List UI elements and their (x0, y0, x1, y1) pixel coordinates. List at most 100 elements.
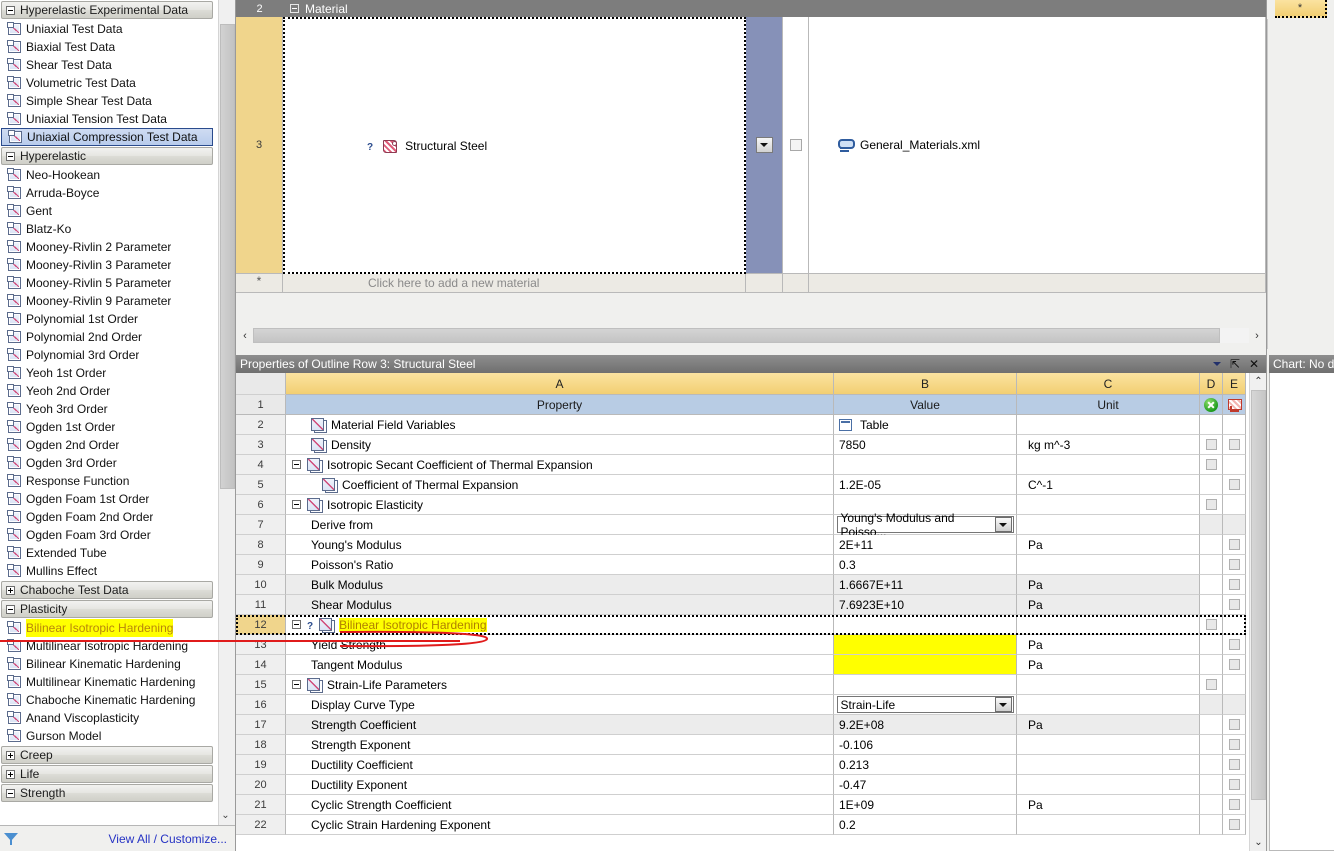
toolbox-item-ogden-foam-1st-order[interactable]: Ogden Foam 1st Order (1, 490, 213, 508)
column-d-cell[interactable] (1200, 635, 1223, 655)
outline-row-checkbox[interactable] (789, 139, 802, 151)
column-e-cell[interactable] (1223, 775, 1246, 795)
properties-row[interactable]: 12? Bilinear Isotropic Hardening (236, 615, 1249, 635)
toolbox-item-multilinear-kinematic-hardening[interactable]: Multilinear Kinematic Hardening (1, 673, 213, 691)
toolbox-group-strength[interactable]: Strength (1, 784, 213, 802)
toolbox-item-gent[interactable]: Gent (1, 202, 213, 220)
toolbox-group-creep[interactable]: Creep (1, 746, 213, 764)
column-d-cell[interactable] (1200, 475, 1223, 495)
column-d-cell[interactable] (1200, 755, 1223, 775)
pin-icon[interactable]: ⇱ (1229, 357, 1240, 371)
parameterize-checkbox[interactable] (1228, 559, 1240, 570)
toolbox-item-neo-hookean[interactable]: Neo-Hookean (1, 166, 213, 184)
parameterize-checkbox[interactable] (1228, 599, 1240, 610)
value-cell[interactable] (834, 675, 1017, 695)
column-d-cell[interactable] (1200, 615, 1223, 635)
properties-row[interactable]: 17 Strength Coefficient 9.2E+08 Pa (236, 715, 1249, 735)
outline-new-row-placeholder[interactable]: Click here to add a new material (283, 274, 746, 293)
property-name-cell[interactable]: Derive from (286, 515, 834, 535)
outline-new-row[interactable]: * Click here to add a new material (236, 274, 1266, 293)
toolbox-item-mullins-effect[interactable]: Mullins Effect (1, 562, 213, 580)
properties-row[interactable]: 2 Material Field Variables Table (236, 415, 1249, 435)
properties-row[interactable]: 5 Coefficient of Thermal Expansion 1.2E-05… (236, 475, 1249, 495)
property-name-cell[interactable]: Display Curve Type (286, 695, 834, 715)
column-d-cell[interactable] (1200, 655, 1223, 675)
value-cell[interactable]: Table (834, 415, 1017, 435)
toolbox-item-ogden-1st-order[interactable]: Ogden 1st Order (1, 418, 213, 436)
toolbox-item-polynomial-3rd-order[interactable]: Polynomial 3rd Order (1, 346, 213, 364)
collapse-icon[interactable] (6, 788, 15, 798)
properties-row[interactable]: 20 Ductility Exponent -0.47 (236, 775, 1249, 795)
suppress-checkbox[interactable] (1205, 619, 1217, 630)
property-name-cell[interactable]: Cyclic Strength Coefficient (286, 795, 834, 815)
suppress-checkbox[interactable] (1205, 439, 1217, 450)
value-cell[interactable] (834, 495, 1017, 515)
parameterize-checkbox[interactable] (1228, 799, 1240, 810)
column-d-cell[interactable] (1200, 555, 1223, 575)
property-name-cell[interactable]: Strength Coefficient (286, 715, 834, 735)
value-dropdown[interactable]: Young's Modulus and Poisso... (836, 511, 1014, 539)
column-d-cell[interactable] (1200, 675, 1223, 695)
value-cell[interactable]: 7.6923E+10 (834, 595, 1017, 615)
properties-row[interactable]: 10 Bulk Modulus 1.6667E+11 Pa (236, 575, 1249, 595)
toolbox-vertical-scrollbar[interactable]: ⌄ (218, 0, 235, 825)
properties-row[interactable]: 16 Display Curve Type Strain-Life (236, 695, 1249, 715)
property-name-cell[interactable]: Strength Exponent (286, 735, 834, 755)
scroll-up-icon[interactable]: ⌃ (1251, 374, 1266, 389)
column-letter-b[interactable]: B (834, 373, 1017, 395)
toolbox-item-uniaxial-compression-test-data[interactable]: Uniaxial Compression Test Data (1, 128, 213, 146)
column-e-cell[interactable] (1223, 475, 1246, 495)
properties-row[interactable]: 14 Tangent Modulus Pa (236, 655, 1249, 675)
parameterize-checkbox[interactable] (1228, 439, 1240, 450)
properties-row[interactable]: 21 Cyclic Strength Coefficient 1E+09 Pa (236, 795, 1249, 815)
toolbox-item-bilinear-kinematic-hardening[interactable]: Bilinear Kinematic Hardening (1, 655, 213, 673)
properties-row[interactable]: 4 Isotropic Secant Coefficient of Thermal… (236, 455, 1249, 475)
column-letter-d[interactable]: D (1200, 373, 1223, 395)
toolbox-item-mooney-rivlin-9-parameter[interactable]: Mooney-Rivlin 9 Parameter (1, 292, 213, 310)
material-entry[interactable]: ? Structural Steel (367, 139, 487, 153)
column-d-cell[interactable] (1200, 415, 1223, 435)
parameterize-checkbox[interactable] (1228, 759, 1240, 770)
suppress-checkbox[interactable] (1205, 459, 1217, 470)
value-cell[interactable]: Young's Modulus and Poisso... (834, 511, 1017, 539)
column-d-cell[interactable] (1200, 435, 1223, 455)
toolbox-item-arruda-boyce[interactable]: Arruda-Boyce (1, 184, 213, 202)
value-cell[interactable]: 2E+11 (834, 535, 1017, 555)
toolbox-item-uniaxial-test-data[interactable]: Uniaxial Test Data (1, 20, 213, 38)
parameterize-checkbox[interactable] (1228, 539, 1240, 550)
property-name-cell[interactable]: ? Bilinear Isotropic Hardening (286, 615, 834, 635)
suppress-checkbox[interactable] (1205, 679, 1217, 690)
properties-row[interactable]: 19 Ductility Coefficient 0.213 (236, 755, 1249, 775)
outline-right-new-cell[interactable]: * (1275, 0, 1327, 18)
toolbox-item-yeoh-2nd-order[interactable]: Yeoh 2nd Order (1, 382, 213, 400)
filter-icon[interactable] (4, 832, 18, 845)
collapse-icon[interactable] (292, 460, 301, 469)
toolbox-item-bilinear-isotropic-hardening[interactable]: Bilinear Isotropic Hardening (1, 619, 213, 637)
parameterize-checkbox[interactable] (1228, 659, 1240, 670)
value-cell[interactable]: 0.213 (834, 755, 1017, 775)
toolbox-scrollbar-thumb[interactable] (220, 24, 235, 489)
toolbox-scroll-down-icon[interactable]: ⌄ (221, 810, 230, 821)
value-cell[interactable]: 7850 (834, 435, 1017, 455)
properties-row[interactable]: 6 Isotropic Elasticity (236, 495, 1249, 515)
toolbox-item-shear-test-data[interactable]: Shear Test Data (1, 56, 213, 74)
parameterize-checkbox[interactable] (1228, 739, 1240, 750)
view-all-customize-link[interactable]: View All / Customize... (108, 831, 228, 846)
toolbox-item-simple-shear-test-data[interactable]: Simple Shear Test Data (1, 92, 213, 110)
green-check-icon[interactable] (1204, 397, 1218, 412)
column-d-cell[interactable] (1200, 715, 1223, 735)
property-name-cell[interactable]: Density (286, 435, 834, 455)
toolbox-item-response-function[interactable]: Response Function (1, 472, 213, 490)
parameterize-checkbox[interactable] (1228, 819, 1240, 830)
properties-row[interactable]: 3 Density 7850 kg m^-3 (236, 435, 1249, 455)
column-e-cell[interactable] (1223, 555, 1246, 575)
value-cell[interactable]: 1.2E-05 (834, 475, 1017, 495)
column-e-cell[interactable] (1223, 755, 1246, 775)
hscroll-thumb[interactable] (253, 328, 1220, 343)
value-cell[interactable]: 9.2E+08 (834, 715, 1017, 735)
value-cell[interactable]: 1.6667E+11 (834, 575, 1017, 595)
column-e-cell[interactable] (1223, 575, 1246, 595)
value-cell[interactable]: -0.47 (834, 775, 1017, 795)
property-name-cell[interactable]: Yield Strength (286, 635, 834, 655)
column-e-cell[interactable] (1223, 635, 1246, 655)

- _WRITTEN INSTRUCTION_:
Return every line of the items above that contains the string "here". Case counts.

- _SOLUTION TO THIS PROBLEM_:
outline-new-row-placeholder[interactable]: Click here to add a new material (283, 274, 746, 293)
outline-new-row[interactable]: * Click here to add a new material (236, 274, 1266, 293)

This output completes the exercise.